**WHAT THIS TASK INVOLVES**.
Count the lines below that contain the word "JSON", and report only that number.
━━━ THE INPUT ━━━
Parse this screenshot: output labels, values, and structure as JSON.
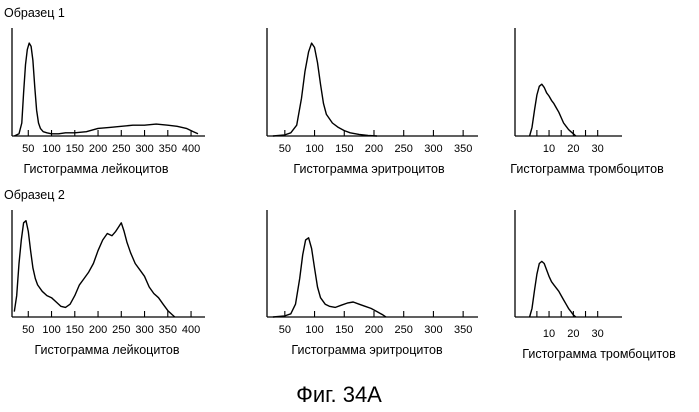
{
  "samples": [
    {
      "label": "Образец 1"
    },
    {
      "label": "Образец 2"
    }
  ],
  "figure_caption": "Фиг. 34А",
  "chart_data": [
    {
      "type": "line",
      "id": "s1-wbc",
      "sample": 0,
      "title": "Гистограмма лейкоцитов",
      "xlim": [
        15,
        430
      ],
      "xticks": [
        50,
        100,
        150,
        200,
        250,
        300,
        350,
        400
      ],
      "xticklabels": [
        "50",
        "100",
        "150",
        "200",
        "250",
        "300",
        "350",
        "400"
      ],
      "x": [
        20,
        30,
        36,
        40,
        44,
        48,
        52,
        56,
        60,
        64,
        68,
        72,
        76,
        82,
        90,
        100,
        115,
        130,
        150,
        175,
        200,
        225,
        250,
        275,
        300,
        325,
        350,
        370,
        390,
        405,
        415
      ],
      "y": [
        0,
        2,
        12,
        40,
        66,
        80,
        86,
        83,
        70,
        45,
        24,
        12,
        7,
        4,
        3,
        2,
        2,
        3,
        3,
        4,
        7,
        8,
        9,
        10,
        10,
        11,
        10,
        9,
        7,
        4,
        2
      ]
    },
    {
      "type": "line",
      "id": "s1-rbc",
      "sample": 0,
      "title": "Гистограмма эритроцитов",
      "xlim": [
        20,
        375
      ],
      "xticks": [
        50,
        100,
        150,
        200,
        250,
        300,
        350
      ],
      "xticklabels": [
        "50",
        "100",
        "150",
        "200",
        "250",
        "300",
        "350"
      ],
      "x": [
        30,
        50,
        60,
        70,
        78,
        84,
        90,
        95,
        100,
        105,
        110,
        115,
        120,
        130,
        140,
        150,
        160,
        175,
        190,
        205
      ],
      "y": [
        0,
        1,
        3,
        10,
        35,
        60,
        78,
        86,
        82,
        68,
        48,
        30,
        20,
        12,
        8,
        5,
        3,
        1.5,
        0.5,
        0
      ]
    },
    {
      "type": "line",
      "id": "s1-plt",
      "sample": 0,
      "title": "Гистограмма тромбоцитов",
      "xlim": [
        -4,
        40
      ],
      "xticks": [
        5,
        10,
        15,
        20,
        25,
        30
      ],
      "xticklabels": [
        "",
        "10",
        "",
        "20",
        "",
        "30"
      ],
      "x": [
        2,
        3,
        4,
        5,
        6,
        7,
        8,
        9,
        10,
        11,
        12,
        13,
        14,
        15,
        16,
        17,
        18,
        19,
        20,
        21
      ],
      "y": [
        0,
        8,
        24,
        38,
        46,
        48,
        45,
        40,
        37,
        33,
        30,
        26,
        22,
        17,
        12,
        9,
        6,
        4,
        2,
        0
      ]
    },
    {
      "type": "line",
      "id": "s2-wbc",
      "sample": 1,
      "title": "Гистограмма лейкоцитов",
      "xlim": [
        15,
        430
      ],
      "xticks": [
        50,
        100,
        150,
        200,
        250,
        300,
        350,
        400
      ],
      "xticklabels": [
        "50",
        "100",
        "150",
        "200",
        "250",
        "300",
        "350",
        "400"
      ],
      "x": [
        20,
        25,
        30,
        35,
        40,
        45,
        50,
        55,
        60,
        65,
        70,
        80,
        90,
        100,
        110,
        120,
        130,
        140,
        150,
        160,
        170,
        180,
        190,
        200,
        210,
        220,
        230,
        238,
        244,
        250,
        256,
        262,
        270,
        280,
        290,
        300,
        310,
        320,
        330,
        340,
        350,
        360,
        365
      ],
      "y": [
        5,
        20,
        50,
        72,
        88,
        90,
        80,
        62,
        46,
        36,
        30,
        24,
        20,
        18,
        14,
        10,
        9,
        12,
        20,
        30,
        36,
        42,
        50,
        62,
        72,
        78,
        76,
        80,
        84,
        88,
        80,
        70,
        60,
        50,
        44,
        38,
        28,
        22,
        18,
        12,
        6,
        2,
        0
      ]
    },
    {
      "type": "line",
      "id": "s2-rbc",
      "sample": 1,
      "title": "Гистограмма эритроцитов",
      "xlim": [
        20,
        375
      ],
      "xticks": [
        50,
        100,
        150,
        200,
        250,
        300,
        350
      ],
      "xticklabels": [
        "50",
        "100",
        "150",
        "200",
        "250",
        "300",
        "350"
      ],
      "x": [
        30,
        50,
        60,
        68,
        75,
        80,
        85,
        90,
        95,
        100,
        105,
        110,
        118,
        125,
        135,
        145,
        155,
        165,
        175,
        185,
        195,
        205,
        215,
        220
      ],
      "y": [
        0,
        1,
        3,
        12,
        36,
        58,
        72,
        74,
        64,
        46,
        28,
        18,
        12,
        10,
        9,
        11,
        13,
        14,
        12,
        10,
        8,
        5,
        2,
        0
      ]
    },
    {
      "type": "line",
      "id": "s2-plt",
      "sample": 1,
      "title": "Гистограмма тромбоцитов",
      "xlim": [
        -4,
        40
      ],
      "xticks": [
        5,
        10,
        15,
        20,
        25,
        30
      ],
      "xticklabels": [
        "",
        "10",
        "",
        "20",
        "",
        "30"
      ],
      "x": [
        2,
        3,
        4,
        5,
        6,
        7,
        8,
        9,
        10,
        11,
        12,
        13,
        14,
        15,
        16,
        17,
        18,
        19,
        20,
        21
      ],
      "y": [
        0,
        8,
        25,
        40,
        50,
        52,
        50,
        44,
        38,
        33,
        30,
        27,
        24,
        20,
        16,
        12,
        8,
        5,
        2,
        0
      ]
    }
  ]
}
━━━
━━━ THE INPUT ━━━
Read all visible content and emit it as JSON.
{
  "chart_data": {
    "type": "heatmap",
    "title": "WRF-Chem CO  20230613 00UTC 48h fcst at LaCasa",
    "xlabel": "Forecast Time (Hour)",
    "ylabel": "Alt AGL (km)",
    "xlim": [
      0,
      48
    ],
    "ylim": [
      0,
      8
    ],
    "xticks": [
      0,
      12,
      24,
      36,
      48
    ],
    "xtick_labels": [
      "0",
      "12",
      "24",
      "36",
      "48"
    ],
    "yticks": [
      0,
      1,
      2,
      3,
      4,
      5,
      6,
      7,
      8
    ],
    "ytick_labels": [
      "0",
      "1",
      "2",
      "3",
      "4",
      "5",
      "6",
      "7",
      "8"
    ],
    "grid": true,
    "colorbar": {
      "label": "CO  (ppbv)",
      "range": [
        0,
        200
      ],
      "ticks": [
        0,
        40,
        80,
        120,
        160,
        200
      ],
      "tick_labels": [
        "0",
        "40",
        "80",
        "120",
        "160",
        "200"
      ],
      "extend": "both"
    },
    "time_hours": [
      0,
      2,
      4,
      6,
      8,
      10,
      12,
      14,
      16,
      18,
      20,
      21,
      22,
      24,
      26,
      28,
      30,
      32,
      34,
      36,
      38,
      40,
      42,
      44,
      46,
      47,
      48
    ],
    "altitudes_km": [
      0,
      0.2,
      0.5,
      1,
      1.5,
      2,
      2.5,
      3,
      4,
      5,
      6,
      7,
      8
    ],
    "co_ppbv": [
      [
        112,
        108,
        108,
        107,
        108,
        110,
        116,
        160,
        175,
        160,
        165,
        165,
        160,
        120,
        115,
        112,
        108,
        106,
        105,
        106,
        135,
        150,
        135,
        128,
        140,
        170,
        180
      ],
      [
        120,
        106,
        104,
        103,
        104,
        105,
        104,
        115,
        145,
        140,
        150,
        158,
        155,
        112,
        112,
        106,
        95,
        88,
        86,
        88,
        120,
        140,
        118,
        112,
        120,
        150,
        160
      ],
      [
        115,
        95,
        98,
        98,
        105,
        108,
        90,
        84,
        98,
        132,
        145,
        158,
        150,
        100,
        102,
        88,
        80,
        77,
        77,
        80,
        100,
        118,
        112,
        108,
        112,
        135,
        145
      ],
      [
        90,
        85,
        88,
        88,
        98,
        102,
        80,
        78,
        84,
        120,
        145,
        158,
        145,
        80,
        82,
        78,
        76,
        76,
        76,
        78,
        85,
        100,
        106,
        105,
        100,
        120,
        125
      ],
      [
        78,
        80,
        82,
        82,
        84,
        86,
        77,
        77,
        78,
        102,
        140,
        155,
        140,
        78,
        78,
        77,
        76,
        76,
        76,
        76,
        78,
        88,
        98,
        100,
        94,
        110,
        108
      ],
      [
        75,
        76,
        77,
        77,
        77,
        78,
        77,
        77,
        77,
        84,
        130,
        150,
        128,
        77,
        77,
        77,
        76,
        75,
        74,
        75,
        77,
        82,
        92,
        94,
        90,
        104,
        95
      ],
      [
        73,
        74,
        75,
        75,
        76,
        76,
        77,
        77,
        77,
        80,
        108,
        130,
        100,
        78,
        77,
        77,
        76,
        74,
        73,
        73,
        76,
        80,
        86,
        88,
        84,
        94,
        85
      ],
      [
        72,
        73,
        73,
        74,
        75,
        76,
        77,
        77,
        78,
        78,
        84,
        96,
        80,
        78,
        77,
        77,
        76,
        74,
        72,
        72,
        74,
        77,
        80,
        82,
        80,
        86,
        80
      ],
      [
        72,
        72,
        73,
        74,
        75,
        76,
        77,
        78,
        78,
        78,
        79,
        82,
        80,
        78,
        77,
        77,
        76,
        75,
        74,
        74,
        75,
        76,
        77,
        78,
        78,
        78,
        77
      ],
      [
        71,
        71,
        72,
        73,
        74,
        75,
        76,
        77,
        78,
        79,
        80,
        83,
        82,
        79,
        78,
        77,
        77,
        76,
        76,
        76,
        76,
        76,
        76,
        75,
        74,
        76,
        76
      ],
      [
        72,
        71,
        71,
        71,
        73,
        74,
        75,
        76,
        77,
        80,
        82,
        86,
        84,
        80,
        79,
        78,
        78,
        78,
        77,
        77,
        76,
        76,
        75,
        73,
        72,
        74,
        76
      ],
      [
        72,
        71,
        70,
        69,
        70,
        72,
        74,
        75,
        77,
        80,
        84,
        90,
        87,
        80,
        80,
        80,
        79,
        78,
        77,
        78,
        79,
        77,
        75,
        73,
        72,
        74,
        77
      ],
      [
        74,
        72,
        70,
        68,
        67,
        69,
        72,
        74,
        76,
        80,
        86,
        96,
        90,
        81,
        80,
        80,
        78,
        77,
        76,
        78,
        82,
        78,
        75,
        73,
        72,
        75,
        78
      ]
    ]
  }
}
━━━
**ANSWER**.
2